▶ _Task directions_
Set down the material below word for word, excluding the pictures.

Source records
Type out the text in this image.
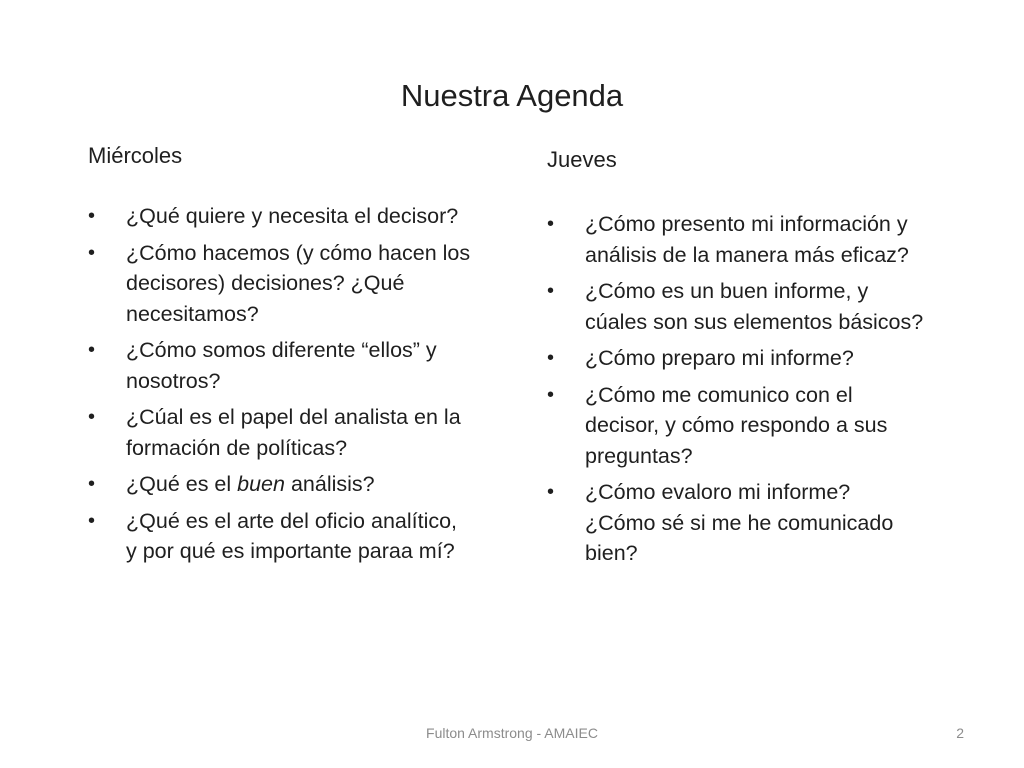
Nuestra Agenda

Miércoles

• ¿Qué quiere y necesita el decisor?
• ¿Cómo hacemos (y cómo hacen los decisores) decisiones? ¿Qué necesitamos?
• ¿Cómo somos diferente “ellos” y nosotros?
• ¿Cúal es el papel del analista en la formación de políticas?
• ¿Qué es el buen análisis?
• ¿Qué es el arte del oficio analítico, y por qué es importante paraa mí?

Jueves

• ¿Cómo presento mi información y análisis de la manera más eficaz?
• ¿Cómo es un buen informe, y cúales son sus elementos básicos?
• ¿Cómo preparo mi informe?
• ¿Cómo me comunico con el decisor, y cómo respondo a sus preguntas?
• ¿Cómo evaloro mi informe? ¿Cómo sé si me he comunicado bien?
Fulton Armstrong - AMAIEC	2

▶ _Output for this task_
Type out the text in this image.
Nuestra Agenda

Miércoles

• ¿Qué quiere y necesita el decisor?
• ¿Cómo hacemos (y cómo hacen los decisores) decisiones? ¿Qué necesitamos?
• ¿Cómo somos diferente “ellos” y nosotros?
• ¿Cúal es el papel del analista en la formación de políticas?
• ¿Qué es el buen análisis?
• ¿Qué es el arte del oficio analítico, y por qué es importante paraa mí?

Jueves

• ¿Cómo presento mi información y análisis de la manera más eficaz?
• ¿Cómo es un buen informe, y cúales son sus elementos básicos?
• ¿Cómo preparo mi informe?
• ¿Cómo me comunico con el decisor, y cómo respondo a sus preguntas?
• ¿Cómo evaloro mi informe? ¿Cómo sé si me he comunicado bien?
Fulton Armstrong - AMAIEC	2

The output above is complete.